**Set exercise**
In this exercise, return the whole listing exactly, excluding any images.

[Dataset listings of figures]

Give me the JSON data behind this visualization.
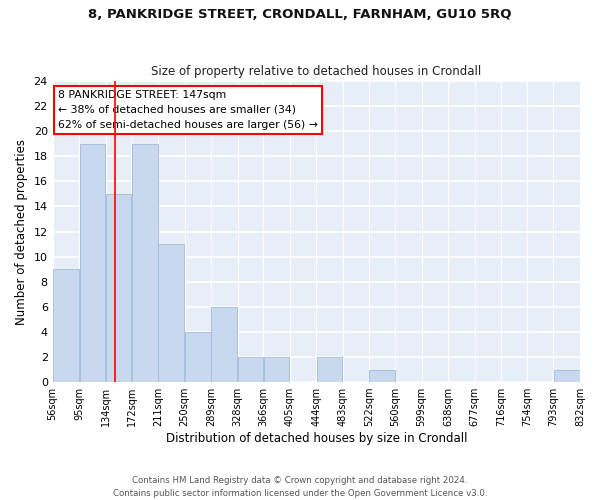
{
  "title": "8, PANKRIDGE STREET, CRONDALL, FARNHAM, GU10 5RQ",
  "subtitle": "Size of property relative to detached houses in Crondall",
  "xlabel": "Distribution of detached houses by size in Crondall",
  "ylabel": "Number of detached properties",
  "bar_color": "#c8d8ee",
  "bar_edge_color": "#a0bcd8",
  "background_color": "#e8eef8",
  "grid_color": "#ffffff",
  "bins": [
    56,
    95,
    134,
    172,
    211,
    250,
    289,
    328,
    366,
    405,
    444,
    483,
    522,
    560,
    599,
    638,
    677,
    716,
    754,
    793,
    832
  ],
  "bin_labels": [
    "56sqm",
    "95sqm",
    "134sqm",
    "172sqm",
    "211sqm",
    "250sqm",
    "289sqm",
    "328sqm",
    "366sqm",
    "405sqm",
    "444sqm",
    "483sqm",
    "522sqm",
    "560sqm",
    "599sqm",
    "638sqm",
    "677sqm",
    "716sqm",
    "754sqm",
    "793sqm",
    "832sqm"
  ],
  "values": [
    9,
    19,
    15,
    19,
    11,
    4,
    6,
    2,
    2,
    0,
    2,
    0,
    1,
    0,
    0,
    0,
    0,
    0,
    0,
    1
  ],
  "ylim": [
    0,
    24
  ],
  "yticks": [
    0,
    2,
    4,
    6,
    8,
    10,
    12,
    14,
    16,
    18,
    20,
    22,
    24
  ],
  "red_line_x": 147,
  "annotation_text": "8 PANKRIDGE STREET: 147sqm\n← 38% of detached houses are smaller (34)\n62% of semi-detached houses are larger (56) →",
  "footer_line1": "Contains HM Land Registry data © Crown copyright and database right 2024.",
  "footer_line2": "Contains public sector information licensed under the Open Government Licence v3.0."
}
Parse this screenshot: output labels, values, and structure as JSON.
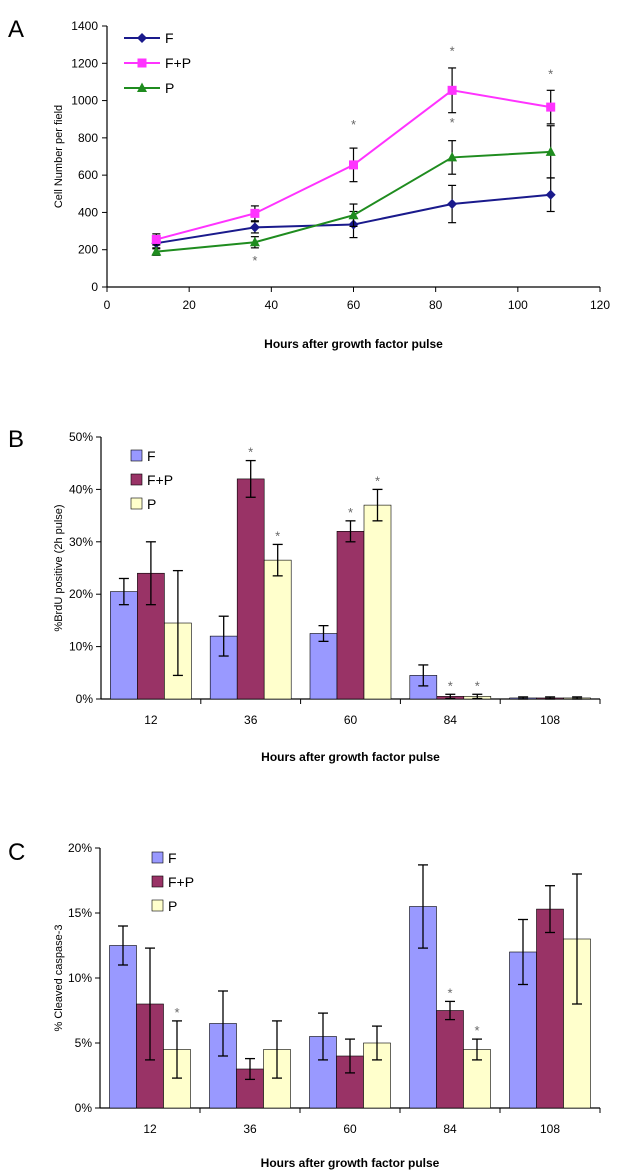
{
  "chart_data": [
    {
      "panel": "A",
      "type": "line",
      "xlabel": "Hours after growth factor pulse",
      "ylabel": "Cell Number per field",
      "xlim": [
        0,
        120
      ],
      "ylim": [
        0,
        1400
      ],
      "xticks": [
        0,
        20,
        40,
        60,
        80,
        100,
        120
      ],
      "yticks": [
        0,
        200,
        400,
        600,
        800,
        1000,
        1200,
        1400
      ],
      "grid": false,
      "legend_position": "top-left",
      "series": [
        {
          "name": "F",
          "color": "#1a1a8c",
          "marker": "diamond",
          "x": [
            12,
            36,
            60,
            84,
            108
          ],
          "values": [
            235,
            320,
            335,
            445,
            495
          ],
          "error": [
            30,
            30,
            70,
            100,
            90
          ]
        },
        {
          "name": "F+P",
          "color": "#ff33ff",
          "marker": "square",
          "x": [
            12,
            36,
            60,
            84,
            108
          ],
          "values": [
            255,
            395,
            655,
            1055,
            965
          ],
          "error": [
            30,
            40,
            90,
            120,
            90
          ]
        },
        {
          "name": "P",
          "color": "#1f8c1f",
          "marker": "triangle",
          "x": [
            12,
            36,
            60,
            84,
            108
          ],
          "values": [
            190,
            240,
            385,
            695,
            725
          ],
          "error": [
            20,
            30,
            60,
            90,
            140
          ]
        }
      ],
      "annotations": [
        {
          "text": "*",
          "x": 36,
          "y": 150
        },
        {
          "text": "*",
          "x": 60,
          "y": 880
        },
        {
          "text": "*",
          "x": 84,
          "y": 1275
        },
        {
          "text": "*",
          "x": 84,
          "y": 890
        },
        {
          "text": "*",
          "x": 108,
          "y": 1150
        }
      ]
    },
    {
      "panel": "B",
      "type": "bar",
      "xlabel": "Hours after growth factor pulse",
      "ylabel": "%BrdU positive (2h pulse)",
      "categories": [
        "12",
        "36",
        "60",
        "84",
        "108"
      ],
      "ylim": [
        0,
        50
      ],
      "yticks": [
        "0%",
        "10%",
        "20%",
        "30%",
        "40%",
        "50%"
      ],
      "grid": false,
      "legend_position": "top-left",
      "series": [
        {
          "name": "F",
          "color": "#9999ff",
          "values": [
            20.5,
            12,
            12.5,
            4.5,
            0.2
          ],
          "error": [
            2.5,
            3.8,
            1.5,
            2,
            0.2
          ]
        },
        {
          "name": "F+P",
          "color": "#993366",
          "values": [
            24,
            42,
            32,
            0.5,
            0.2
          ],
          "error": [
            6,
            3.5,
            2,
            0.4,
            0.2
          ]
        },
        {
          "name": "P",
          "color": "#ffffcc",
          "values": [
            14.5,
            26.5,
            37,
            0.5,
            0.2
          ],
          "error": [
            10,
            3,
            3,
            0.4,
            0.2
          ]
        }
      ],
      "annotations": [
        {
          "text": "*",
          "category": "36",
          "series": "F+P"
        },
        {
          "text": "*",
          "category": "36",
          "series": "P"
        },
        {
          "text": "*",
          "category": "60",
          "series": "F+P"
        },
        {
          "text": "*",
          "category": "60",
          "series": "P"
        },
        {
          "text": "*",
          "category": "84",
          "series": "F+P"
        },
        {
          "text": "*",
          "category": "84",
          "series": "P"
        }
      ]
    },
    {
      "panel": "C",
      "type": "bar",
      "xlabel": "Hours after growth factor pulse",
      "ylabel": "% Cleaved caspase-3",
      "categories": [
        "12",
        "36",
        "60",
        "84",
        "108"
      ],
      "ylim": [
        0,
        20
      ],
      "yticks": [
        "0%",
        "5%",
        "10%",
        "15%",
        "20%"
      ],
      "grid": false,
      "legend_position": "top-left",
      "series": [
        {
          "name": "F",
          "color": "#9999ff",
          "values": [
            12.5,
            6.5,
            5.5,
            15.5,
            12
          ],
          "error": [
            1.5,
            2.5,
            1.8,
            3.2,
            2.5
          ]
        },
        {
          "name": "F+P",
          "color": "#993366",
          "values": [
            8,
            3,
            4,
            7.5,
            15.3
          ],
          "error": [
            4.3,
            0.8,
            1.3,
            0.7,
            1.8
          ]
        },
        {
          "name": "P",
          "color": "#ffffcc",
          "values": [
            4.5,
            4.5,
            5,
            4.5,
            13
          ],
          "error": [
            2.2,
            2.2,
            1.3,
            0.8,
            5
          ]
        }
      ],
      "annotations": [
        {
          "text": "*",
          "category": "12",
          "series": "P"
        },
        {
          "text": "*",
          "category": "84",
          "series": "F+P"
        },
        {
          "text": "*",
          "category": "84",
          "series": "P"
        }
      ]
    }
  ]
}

**Expected answer**
Give me the JSON data behind this visualization.
{
  "title": "8, PANKRIDGE STREET, CRONDALL, FARNHAM, GU10 5RQ",
  "subtitle": "Size of property relative to detached houses in Crondall",
  "xlabel": "Distribution of detached houses by size in Crondall",
  "ylabel": "Number of detached properties",
  "bar_color": "#c8d8ee",
  "bar_edge_color": "#a0bcd8",
  "background_color": "#e8eef8",
  "grid_color": "#ffffff",
  "bins": [
    56,
    95,
    134,
    172,
    211,
    250,
    289,
    328,
    366,
    405,
    444,
    483,
    522,
    560,
    599,
    638,
    677,
    716,
    754,
    793,
    832
  ],
  "bin_labels": [
    "56sqm",
    "95sqm",
    "134sqm",
    "172sqm",
    "211sqm",
    "250sqm",
    "289sqm",
    "328sqm",
    "366sqm",
    "405sqm",
    "444sqm",
    "483sqm",
    "522sqm",
    "560sqm",
    "599sqm",
    "638sqm",
    "677sqm",
    "716sqm",
    "754sqm",
    "793sqm",
    "832sqm"
  ],
  "values": [
    9,
    19,
    15,
    19,
    11,
    4,
    6,
    2,
    2,
    0,
    2,
    0,
    1,
    0,
    0,
    0,
    0,
    0,
    0,
    1
  ],
  "ylim": [
    0,
    24
  ],
  "yticks": [
    0,
    2,
    4,
    6,
    8,
    10,
    12,
    14,
    16,
    18,
    20,
    22,
    24
  ],
  "red_line_x": 147,
  "annotation_text": "8 PANKRIDGE STREET: 147sqm\n← 38% of detached houses are smaller (34)\n62% of semi-detached houses are larger (56) →",
  "footer_line1": "Contains HM Land Registry data © Crown copyright and database right 2024.",
  "footer_line2": "Contains public sector information licensed under the Open Government Licence v3.0."
}
Parse this screenshot: output labels, values, and structure as JSON.
{
  "chart_data": [
    {
      "panel": "A",
      "type": "line",
      "xlabel": "Hours after growth factor pulse",
      "ylabel": "Cell Number per field",
      "xlim": [
        0,
        120
      ],
      "ylim": [
        0,
        1400
      ],
      "xticks": [
        0,
        20,
        40,
        60,
        80,
        100,
        120
      ],
      "yticks": [
        0,
        200,
        400,
        600,
        800,
        1000,
        1200,
        1400
      ],
      "grid": false,
      "legend_position": "top-left",
      "series": [
        {
          "name": "F",
          "color": "#1a1a8c",
          "marker": "diamond",
          "x": [
            12,
            36,
            60,
            84,
            108
          ],
          "values": [
            235,
            320,
            335,
            445,
            495
          ],
          "error": [
            30,
            30,
            70,
            100,
            90
          ]
        },
        {
          "name": "F+P",
          "color": "#ff33ff",
          "marker": "square",
          "x": [
            12,
            36,
            60,
            84,
            108
          ],
          "values": [
            255,
            395,
            655,
            1055,
            965
          ],
          "error": [
            30,
            40,
            90,
            120,
            90
          ]
        },
        {
          "name": "P",
          "color": "#1f8c1f",
          "marker": "triangle",
          "x": [
            12,
            36,
            60,
            84,
            108
          ],
          "values": [
            190,
            240,
            385,
            695,
            725
          ],
          "error": [
            20,
            30,
            60,
            90,
            140
          ]
        }
      ],
      "annotations": [
        {
          "text": "*",
          "x": 36,
          "y": 150
        },
        {
          "text": "*",
          "x": 60,
          "y": 880
        },
        {
          "text": "*",
          "x": 84,
          "y": 1275
        },
        {
          "text": "*",
          "x": 84,
          "y": 890
        },
        {
          "text": "*",
          "x": 108,
          "y": 1150
        }
      ]
    },
    {
      "panel": "B",
      "type": "bar",
      "xlabel": "Hours after growth factor pulse",
      "ylabel": "%BrdU positive (2h pulse)",
      "categories": [
        "12",
        "36",
        "60",
        "84",
        "108"
      ],
      "ylim": [
        0,
        50
      ],
      "yticks": [
        "0%",
        "10%",
        "20%",
        "30%",
        "40%",
        "50%"
      ],
      "grid": false,
      "legend_position": "top-left",
      "series": [
        {
          "name": "F",
          "color": "#9999ff",
          "values": [
            20.5,
            12,
            12.5,
            4.5,
            0.2
          ],
          "error": [
            2.5,
            3.8,
            1.5,
            2,
            0.2
          ]
        },
        {
          "name": "F+P",
          "color": "#993366",
          "values": [
            24,
            42,
            32,
            0.5,
            0.2
          ],
          "error": [
            6,
            3.5,
            2,
            0.4,
            0.2
          ]
        },
        {
          "name": "P",
          "color": "#ffffcc",
          "values": [
            14.5,
            26.5,
            37,
            0.5,
            0.2
          ],
          "error": [
            10,
            3,
            3,
            0.4,
            0.2
          ]
        }
      ],
      "annotations": [
        {
          "text": "*",
          "category": "36",
          "series": "F+P"
        },
        {
          "text": "*",
          "category": "36",
          "series": "P"
        },
        {
          "text": "*",
          "category": "60",
          "series": "F+P"
        },
        {
          "text": "*",
          "category": "60",
          "series": "P"
        },
        {
          "text": "*",
          "category": "84",
          "series": "F+P"
        },
        {
          "text": "*",
          "category": "84",
          "series": "P"
        }
      ]
    },
    {
      "panel": "C",
      "type": "bar",
      "xlabel": "Hours after growth factor pulse",
      "ylabel": "% Cleaved caspase-3",
      "categories": [
        "12",
        "36",
        "60",
        "84",
        "108"
      ],
      "ylim": [
        0,
        20
      ],
      "yticks": [
        "0%",
        "5%",
        "10%",
        "15%",
        "20%"
      ],
      "grid": false,
      "legend_position": "top-left",
      "series": [
        {
          "name": "F",
          "color": "#9999ff",
          "values": [
            12.5,
            6.5,
            5.5,
            15.5,
            12
          ],
          "error": [
            1.5,
            2.5,
            1.8,
            3.2,
            2.5
          ]
        },
        {
          "name": "F+P",
          "color": "#993366",
          "values": [
            8,
            3,
            4,
            7.5,
            15.3
          ],
          "error": [
            4.3,
            0.8,
            1.3,
            0.7,
            1.8
          ]
        },
        {
          "name": "P",
          "color": "#ffffcc",
          "values": [
            4.5,
            4.5,
            5,
            4.5,
            13
          ],
          "error": [
            2.2,
            2.2,
            1.3,
            0.8,
            5
          ]
        }
      ],
      "annotations": [
        {
          "text": "*",
          "category": "12",
          "series": "P"
        },
        {
          "text": "*",
          "category": "84",
          "series": "F+P"
        },
        {
          "text": "*",
          "category": "84",
          "series": "P"
        }
      ]
    }
  ]
}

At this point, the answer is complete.